- **GOALS**
a: In the essay about the lock and key, where does the lock hang now?
b: Carry on the essay about the lock and key, starting after its last line about the teacher's gift of a book.

When I was younger, my father gave me a lock and key.
My lock was small, no larger than the palm of my hand, and I would have protected it with my life. It's potential mesmerized me. Something so tiny could act as the bridge between the truth I accepted and the truth whose existence I failed to consider.
The lock and key espoused a life of its own, and I treated it as such. This lock would be my companion through school, my companion through work; it would lock away research and my curiosity, safe inside a laboratory of my own design. Of the two keys, one would be my own, hidden behind a painting, or perhaps inside a vase, while the other would belong to my future love. I maintained my idealism in romance and in education and carried it at the forefront of my thoughts. The lock now hangs alongside the keys of my lanyard.
When I was younger, my teacher gave me a book.

- **GIVEN INFORMATION**

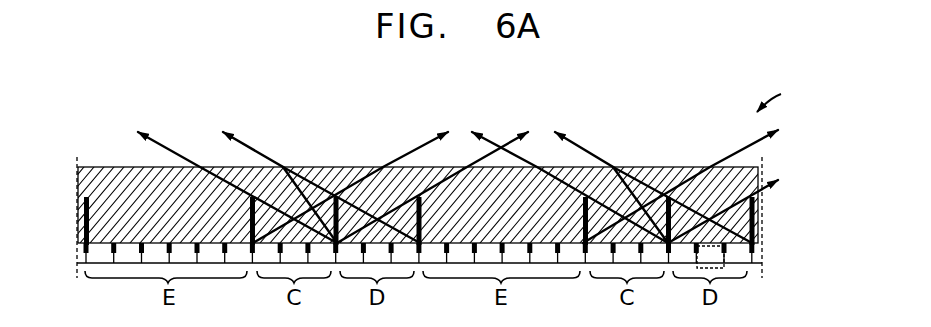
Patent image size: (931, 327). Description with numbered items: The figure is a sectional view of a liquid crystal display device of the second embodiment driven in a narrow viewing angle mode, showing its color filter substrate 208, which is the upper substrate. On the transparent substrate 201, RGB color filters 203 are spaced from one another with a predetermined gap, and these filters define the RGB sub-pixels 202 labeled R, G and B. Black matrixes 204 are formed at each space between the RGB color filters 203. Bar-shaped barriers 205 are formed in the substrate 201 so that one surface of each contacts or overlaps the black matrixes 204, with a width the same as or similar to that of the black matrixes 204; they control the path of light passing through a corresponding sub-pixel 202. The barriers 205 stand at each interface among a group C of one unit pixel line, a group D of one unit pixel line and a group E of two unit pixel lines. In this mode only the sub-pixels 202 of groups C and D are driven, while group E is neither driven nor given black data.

The substrate 201 is at (753, 176).
The RGB sub-pixels 202 is at (712, 244).
The RGB color filters 203 is at (760, 260).
The black matrixes 204 is at (760, 249).
The barriers 205 is at (756, 213).
The color filter substrate 208 is at (787, 92).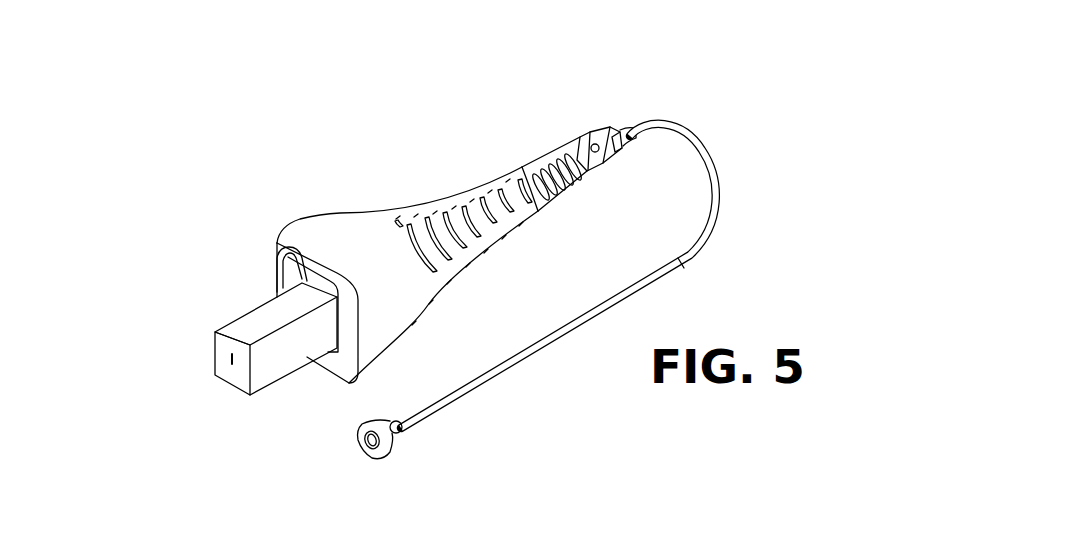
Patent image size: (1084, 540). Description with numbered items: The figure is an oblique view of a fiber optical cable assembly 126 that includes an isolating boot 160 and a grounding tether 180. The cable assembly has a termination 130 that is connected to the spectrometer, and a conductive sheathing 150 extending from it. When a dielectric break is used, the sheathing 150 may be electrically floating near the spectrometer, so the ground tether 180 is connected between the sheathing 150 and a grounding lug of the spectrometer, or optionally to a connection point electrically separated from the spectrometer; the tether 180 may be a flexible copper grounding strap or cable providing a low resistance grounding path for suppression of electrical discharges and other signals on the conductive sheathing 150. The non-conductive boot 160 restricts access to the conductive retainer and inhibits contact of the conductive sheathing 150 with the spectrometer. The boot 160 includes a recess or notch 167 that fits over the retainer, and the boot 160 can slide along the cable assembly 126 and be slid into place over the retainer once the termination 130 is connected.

The fiber optical cable assembly 126 is at (150, 84).
The termination 130 is at (255, 313).
The sheathing 150 is at (563, 168).
The isolating boot 160 is at (320, 218).
The notch 167 is at (284, 257).
The grounding tether 180 is at (712, 228).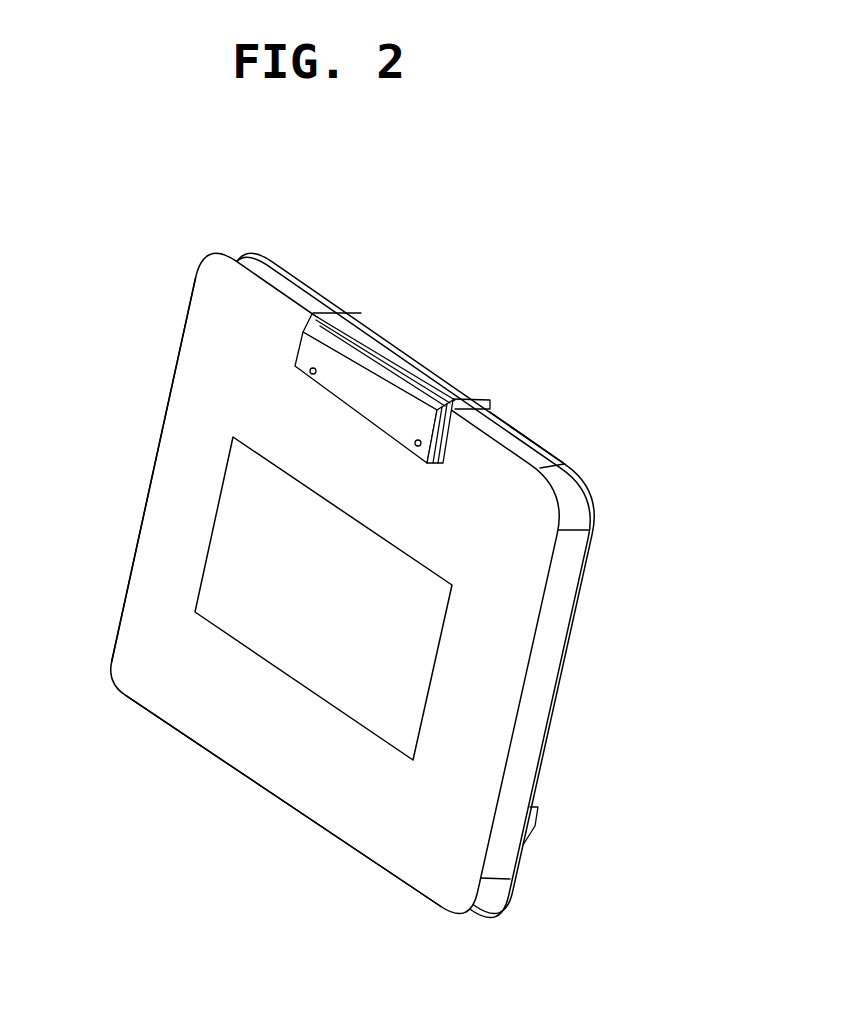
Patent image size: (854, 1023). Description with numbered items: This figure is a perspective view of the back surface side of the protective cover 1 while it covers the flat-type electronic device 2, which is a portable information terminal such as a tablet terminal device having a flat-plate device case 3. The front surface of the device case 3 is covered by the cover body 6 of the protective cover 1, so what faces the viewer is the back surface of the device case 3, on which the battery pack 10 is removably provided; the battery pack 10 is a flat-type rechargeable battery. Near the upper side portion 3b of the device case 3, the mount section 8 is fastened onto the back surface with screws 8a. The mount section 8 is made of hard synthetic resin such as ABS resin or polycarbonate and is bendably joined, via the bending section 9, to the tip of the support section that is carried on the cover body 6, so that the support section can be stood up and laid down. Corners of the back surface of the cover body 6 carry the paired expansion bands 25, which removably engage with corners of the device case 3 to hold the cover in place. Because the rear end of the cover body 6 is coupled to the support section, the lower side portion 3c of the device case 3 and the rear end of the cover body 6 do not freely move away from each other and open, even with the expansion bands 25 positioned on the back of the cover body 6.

The protective cover 1 is at (598, 573).
The electronic device 2 is at (150, 452).
The device case 3 is at (160, 583).
The upper side portion 3b is at (512, 433).
The lower side portion 3c is at (330, 833).
The cover body 6 is at (560, 665).
The mount section 8 is at (368, 392).
The screws 8a is at (305, 371).
The bending section 9 is at (435, 388).
The battery pack 10 is at (278, 643).
The expansion bands 25 is at (537, 826).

- **ANSWERS TO THE EXERCISE**
a: It hangs alongside the keys of the narrator's lanyard.

b:
My book was thin, reaching the minimum page limit to be bound in hardback. I had written it, after the death of my best friend and cat, Sterling, after I had first been confronted with the brevity of life and the finality of death. These concepts were both alien and all-consuming, and I needed to alleviate the inundation of emotion that overwhelmed me. I wrote my thoughts down, transformed them into poems, and compiled them into a book. And when I told my teacher that I wanted to be an author, she found a program to publish it for me. My poems were awful; today, they are my favorite.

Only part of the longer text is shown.